Exercise instructions:
(a) Reproduce the stretch of the forum post on alignment questions from "Alignment questions" through "metal on metal.".
(b) Condense the paragraph of the alignment forum post that begins "First off they told me" into a shorter version that keeps its main facts.

Passage given:
=-=-=-=-=

Alignment questions
#16
CF Veteran
Time to revive this post. So i went back there for fun and see what they say this time..... Get comfy and a nice cup of coffee
First off they told me theres an extra charge to clean underneath because its to dirty under there which i find very very stupid and pointless as there is literally nothing under there. Second this will be copy and pasted because this was to good to not tell anyone else
: My upper and lower ball joints are shot and IMMEDIATELY needs to be replaced as there is no bushings at all in there and its metal on metal.
: My steering box is shot
: My trackbar and drag link is bent
: My springs and shocks need to be replaced
: My steering damper needs to be replaced
: My wheel bearings need to be replaced
: My sway bar needs to be replaced
: I also apparently need new axle mounts because mine are shot and my axle is quote on quote " Not even attached to the body"

=-=-=-=-=

Data provided:
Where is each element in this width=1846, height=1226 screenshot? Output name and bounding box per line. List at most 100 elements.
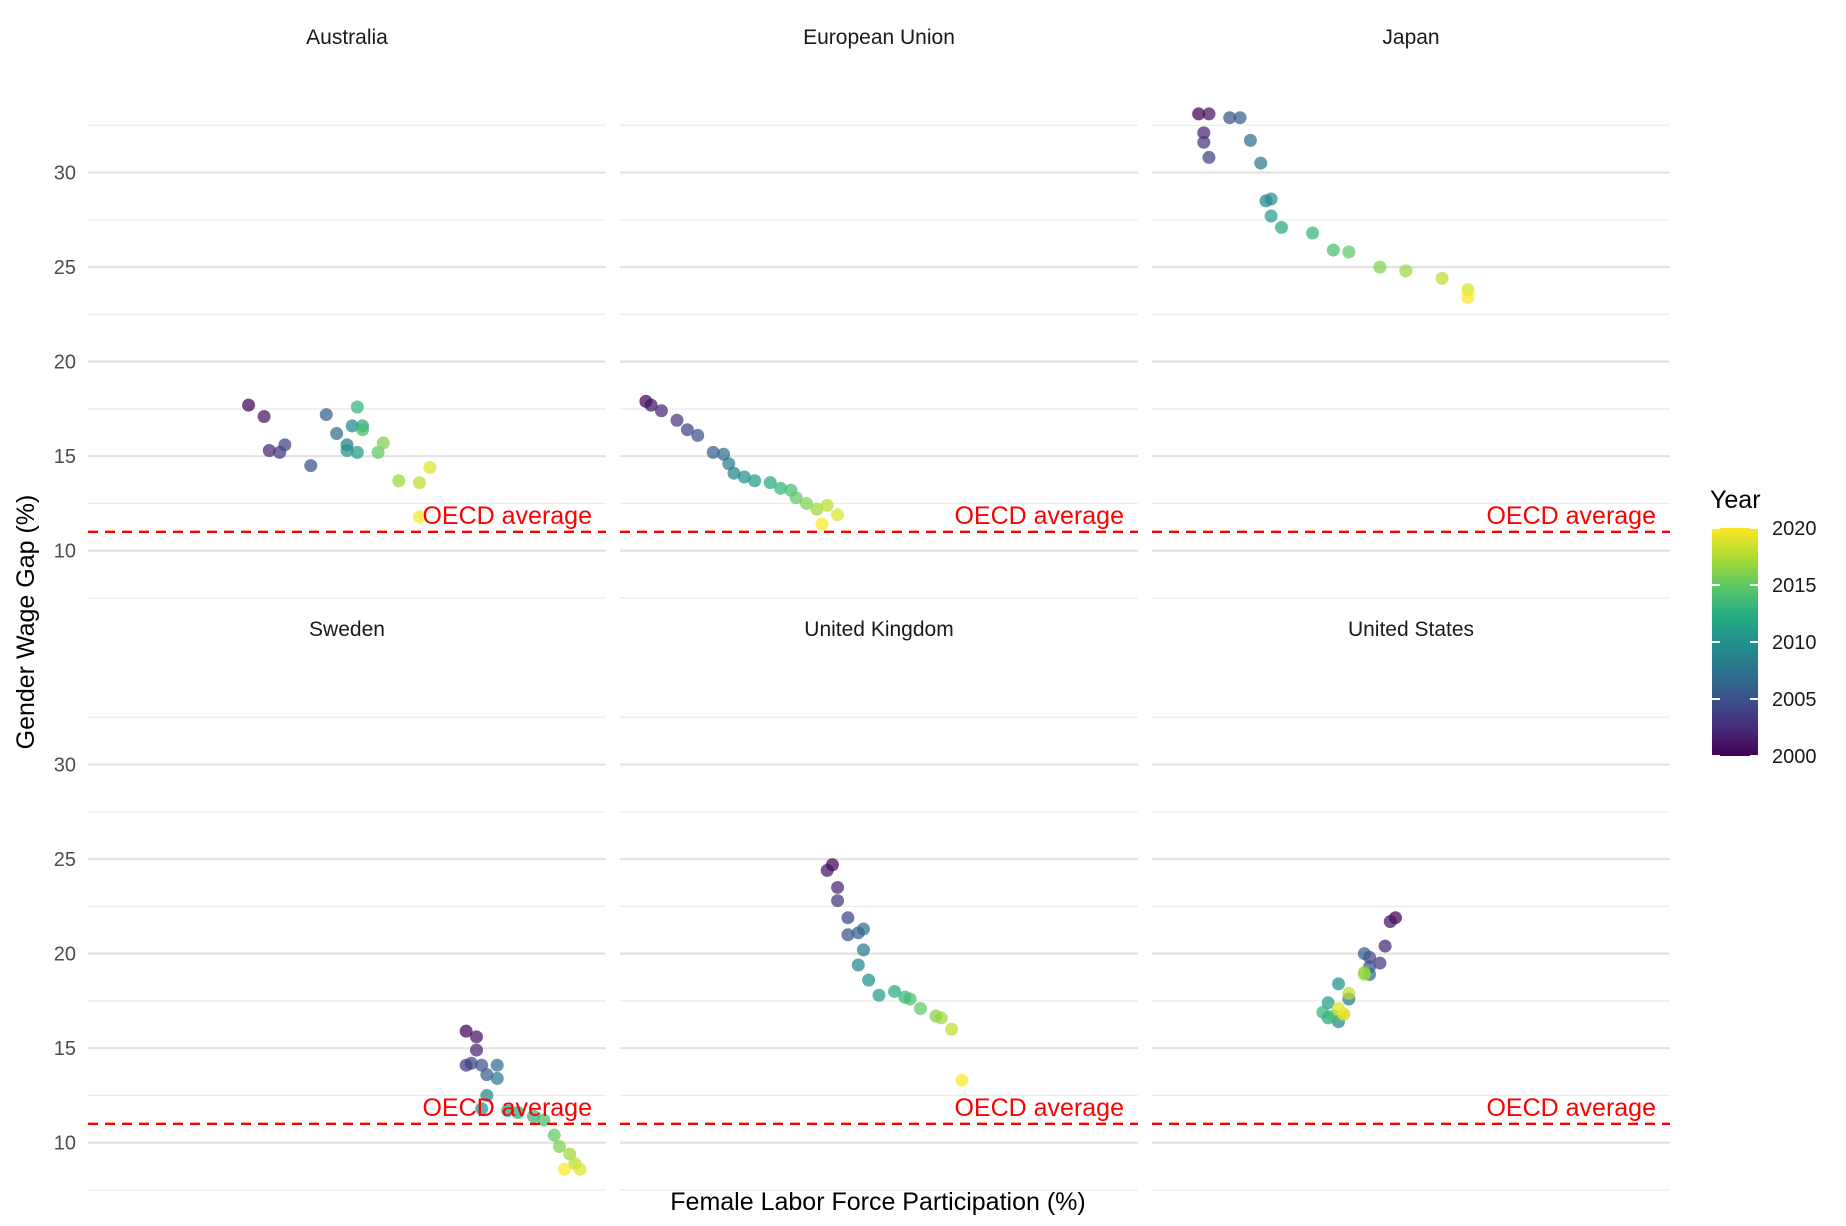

=-=-=-=-=

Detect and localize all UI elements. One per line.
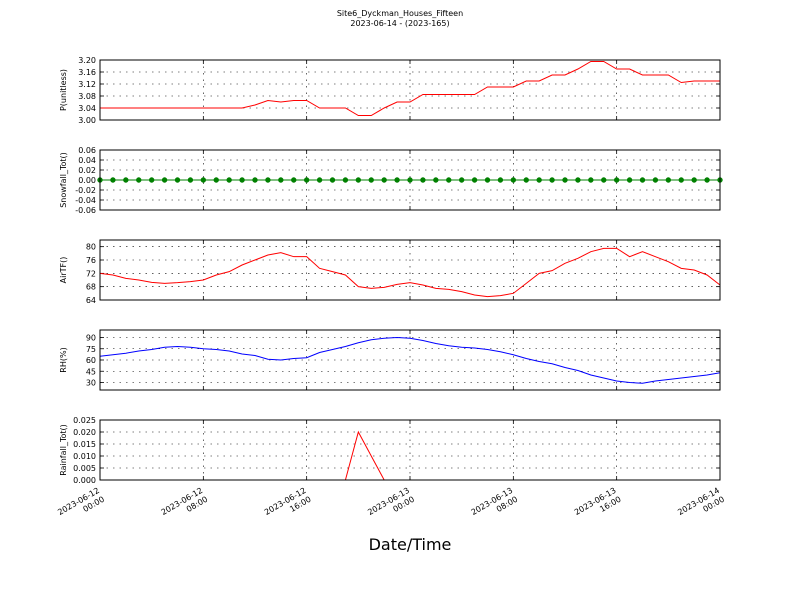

=-=-=-=-=

Full answers:
(a)
Alignment questions
#16
CF Veteran
Time to revive this post. So i went back there for fun and see what they say this time..... Get comfy and a nice cup of coffee
First off they told me theres an extra charge to clean underneath because its to dirty under there which i find very very stupid and pointless as there is literally nothing under there. Second this will be copy and pasted because this was to good to not tell anyone else
: My upper and lower ball joints are shot and IMMEDIATELY needs to be replaced as there is no bushings at all in there and its metal on metal.

(b) The shop wanted an extra charge to clean underneath because it was too dirty, which the writer calls stupid and pointless since there is nothing under there. The writer also says the list that follows is copied and pasted because it was too good not to share.